- Set task
Here are some records. Copy each one exactly.
--
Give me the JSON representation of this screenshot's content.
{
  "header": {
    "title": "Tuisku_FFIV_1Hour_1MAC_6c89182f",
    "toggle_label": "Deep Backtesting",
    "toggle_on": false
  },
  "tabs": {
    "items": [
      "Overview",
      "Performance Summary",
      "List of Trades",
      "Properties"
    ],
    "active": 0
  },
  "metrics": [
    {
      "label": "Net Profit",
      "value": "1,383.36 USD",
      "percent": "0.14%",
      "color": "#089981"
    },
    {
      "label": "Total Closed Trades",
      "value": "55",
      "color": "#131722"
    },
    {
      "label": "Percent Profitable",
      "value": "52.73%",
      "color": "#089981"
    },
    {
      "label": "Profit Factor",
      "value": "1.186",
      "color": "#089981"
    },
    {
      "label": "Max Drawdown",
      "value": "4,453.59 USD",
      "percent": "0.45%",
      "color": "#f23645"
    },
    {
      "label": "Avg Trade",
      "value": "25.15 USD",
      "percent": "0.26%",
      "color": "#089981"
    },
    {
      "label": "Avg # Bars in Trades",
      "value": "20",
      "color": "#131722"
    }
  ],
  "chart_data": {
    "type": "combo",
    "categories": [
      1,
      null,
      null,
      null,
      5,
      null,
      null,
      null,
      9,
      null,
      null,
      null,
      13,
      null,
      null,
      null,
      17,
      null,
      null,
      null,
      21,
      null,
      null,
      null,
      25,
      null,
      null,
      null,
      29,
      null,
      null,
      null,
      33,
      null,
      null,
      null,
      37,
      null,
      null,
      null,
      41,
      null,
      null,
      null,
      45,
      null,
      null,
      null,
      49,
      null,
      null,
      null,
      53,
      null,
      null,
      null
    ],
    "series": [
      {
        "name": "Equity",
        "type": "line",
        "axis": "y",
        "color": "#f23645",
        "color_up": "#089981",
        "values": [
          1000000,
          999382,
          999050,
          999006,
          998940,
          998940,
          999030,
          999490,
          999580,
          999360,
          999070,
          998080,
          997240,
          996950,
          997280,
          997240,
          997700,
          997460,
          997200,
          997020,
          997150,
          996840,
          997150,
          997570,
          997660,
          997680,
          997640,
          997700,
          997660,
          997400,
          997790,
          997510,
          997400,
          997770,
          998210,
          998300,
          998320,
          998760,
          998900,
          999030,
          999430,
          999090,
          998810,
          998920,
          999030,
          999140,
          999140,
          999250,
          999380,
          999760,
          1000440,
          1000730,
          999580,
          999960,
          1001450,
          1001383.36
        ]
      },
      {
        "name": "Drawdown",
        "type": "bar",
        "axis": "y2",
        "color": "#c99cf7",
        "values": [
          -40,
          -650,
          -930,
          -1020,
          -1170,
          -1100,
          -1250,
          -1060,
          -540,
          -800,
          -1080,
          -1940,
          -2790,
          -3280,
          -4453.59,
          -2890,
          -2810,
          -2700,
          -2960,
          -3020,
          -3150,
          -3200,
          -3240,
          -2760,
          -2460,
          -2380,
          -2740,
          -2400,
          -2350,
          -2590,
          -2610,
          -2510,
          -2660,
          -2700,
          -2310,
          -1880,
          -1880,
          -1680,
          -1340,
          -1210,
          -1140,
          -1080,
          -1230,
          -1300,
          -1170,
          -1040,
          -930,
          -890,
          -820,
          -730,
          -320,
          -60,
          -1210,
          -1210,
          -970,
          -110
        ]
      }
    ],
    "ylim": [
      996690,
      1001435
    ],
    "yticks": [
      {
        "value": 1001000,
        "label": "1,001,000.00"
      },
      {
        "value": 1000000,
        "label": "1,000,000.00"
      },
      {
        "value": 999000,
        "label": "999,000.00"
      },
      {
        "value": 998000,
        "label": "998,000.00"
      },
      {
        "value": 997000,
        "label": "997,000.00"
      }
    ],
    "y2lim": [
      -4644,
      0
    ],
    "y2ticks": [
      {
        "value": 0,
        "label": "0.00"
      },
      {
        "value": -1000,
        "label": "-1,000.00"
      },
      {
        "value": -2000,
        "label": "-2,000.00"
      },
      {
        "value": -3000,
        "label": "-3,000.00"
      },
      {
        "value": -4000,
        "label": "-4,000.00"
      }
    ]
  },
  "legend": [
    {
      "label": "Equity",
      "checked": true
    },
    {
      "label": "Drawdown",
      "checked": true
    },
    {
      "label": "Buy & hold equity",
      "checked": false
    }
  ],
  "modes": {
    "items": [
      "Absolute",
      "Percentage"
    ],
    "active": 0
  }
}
--
- Exercise answer
Give me the JSON representation of this screenshot's content.
{
  "header": {
    "title": "Tuisku_FFIV_1Hour_1MAC_6c89182f",
    "toggle_label": "Deep Backtesting",
    "toggle_on": false
  },
  "tabs": {
    "items": [
      "Overview",
      "Performance Summary",
      "List of Trades",
      "Properties"
    ],
    "active": 0
  },
  "metrics": [
    {
      "label": "Net Profit",
      "value": "1,383.36 USD",
      "percent": "0.14%",
      "color": "#089981"
    },
    {
      "label": "Total Closed Trades",
      "value": "55",
      "color": "#131722"
    },
    {
      "label": "Percent Profitable",
      "value": "52.73%",
      "color": "#089981"
    },
    {
      "label": "Profit Factor",
      "value": "1.186",
      "color": "#089981"
    },
    {
      "label": "Max Drawdown",
      "value": "4,453.59 USD",
      "percent": "0.45%",
      "color": "#f23645"
    },
    {
      "label": "Avg Trade",
      "value": "25.15 USD",
      "percent": "0.26%",
      "color": "#089981"
    },
    {
      "label": "Avg # Bars in Trades",
      "value": "20",
      "color": "#131722"
    }
  ],
  "chart_data": {
    "type": "combo",
    "categories": [
      1,
      null,
      null,
      null,
      5,
      null,
      null,
      null,
      9,
      null,
      null,
      null,
      13,
      null,
      null,
      null,
      17,
      null,
      null,
      null,
      21,
      null,
      null,
      null,
      25,
      null,
      null,
      null,
      29,
      null,
      null,
      null,
      33,
      null,
      null,
      null,
      37,
      null,
      null,
      null,
      41,
      null,
      null,
      null,
      45,
      null,
      null,
      null,
      49,
      null,
      null,
      null,
      53,
      null,
      null,
      null
    ],
    "series": [
      {
        "name": "Equity",
        "type": "line",
        "axis": "y",
        "color": "#f23645",
        "color_up": "#089981",
        "values": [
          1000000,
          999382,
          999050,
          999006,
          998940,
          998940,
          999030,
          999490,
          999580,
          999360,
          999070,
          998080,
          997240,
          996950,
          997280,
          997240,
          997700,
          997460,
          997200,
          997020,
          997150,
          996840,
          997150,
          997570,
          997660,
          997680,
          997640,
          997700,
          997660,
          997400,
          997790,
          997510,
          997400,
          997770,
          998210,
          998300,
          998320,
          998760,
          998900,
          999030,
          999430,
          999090,
          998810,
          998920,
          999030,
          999140,
          999140,
          999250,
          999380,
          999760,
          1000440,
          1000730,
          999580,
          999960,
          1001450,
          1001383.36
        ]
      },
      {
        "name": "Drawdown",
        "type": "bar",
        "axis": "y2",
        "color": "#c99cf7",
        "values": [
          -40,
          -650,
          -930,
          -1020,
          -1170,
          -1100,
          -1250,
          -1060,
          -540,
          -800,
          -1080,
          -1940,
          -2790,
          -3280,
          -4453.59,
          -2890,
          -2810,
          -2700,
          -2960,
          -3020,
          -3150,
          -3200,
          -3240,
          -2760,
          -2460,
          -2380,
          -2740,
          -2400,
          -2350,
          -2590,
          -2610,
          -2510,
          -2660,
          -2700,
          -2310,
          -1880,
          -1880,
          -1680,
          -1340,
          -1210,
          -1140,
          -1080,
          -1230,
          -1300,
          -1170,
          -1040,
          -930,
          -890,
          -820,
          -730,
          -320,
          -60,
          -1210,
          -1210,
          -970,
          -110
        ]
      }
    ],
    "ylim": [
      996690,
      1001435
    ],
    "yticks": [
      {
        "value": 1001000,
        "label": "1,001,000.00"
      },
      {
        "value": 1000000,
        "label": "1,000,000.00"
      },
      {
        "value": 999000,
        "label": "999,000.00"
      },
      {
        "value": 998000,
        "label": "998,000.00"
      },
      {
        "value": 997000,
        "label": "997,000.00"
      }
    ],
    "y2lim": [
      -4644,
      0
    ],
    "y2ticks": [
      {
        "value": 0,
        "label": "0.00"
      },
      {
        "value": -1000,
        "label": "-1,000.00"
      },
      {
        "value": -2000,
        "label": "-2,000.00"
      },
      {
        "value": -3000,
        "label": "-3,000.00"
      },
      {
        "value": -4000,
        "label": "-4,000.00"
      }
    ]
  },
  "legend": [
    {
      "label": "Equity",
      "checked": true
    },
    {
      "label": "Drawdown",
      "checked": true
    },
    {
      "label": "Buy & hold equity",
      "checked": false
    }
  ],
  "modes": {
    "items": [
      "Absolute",
      "Percentage"
    ],
    "active": 0
  }
}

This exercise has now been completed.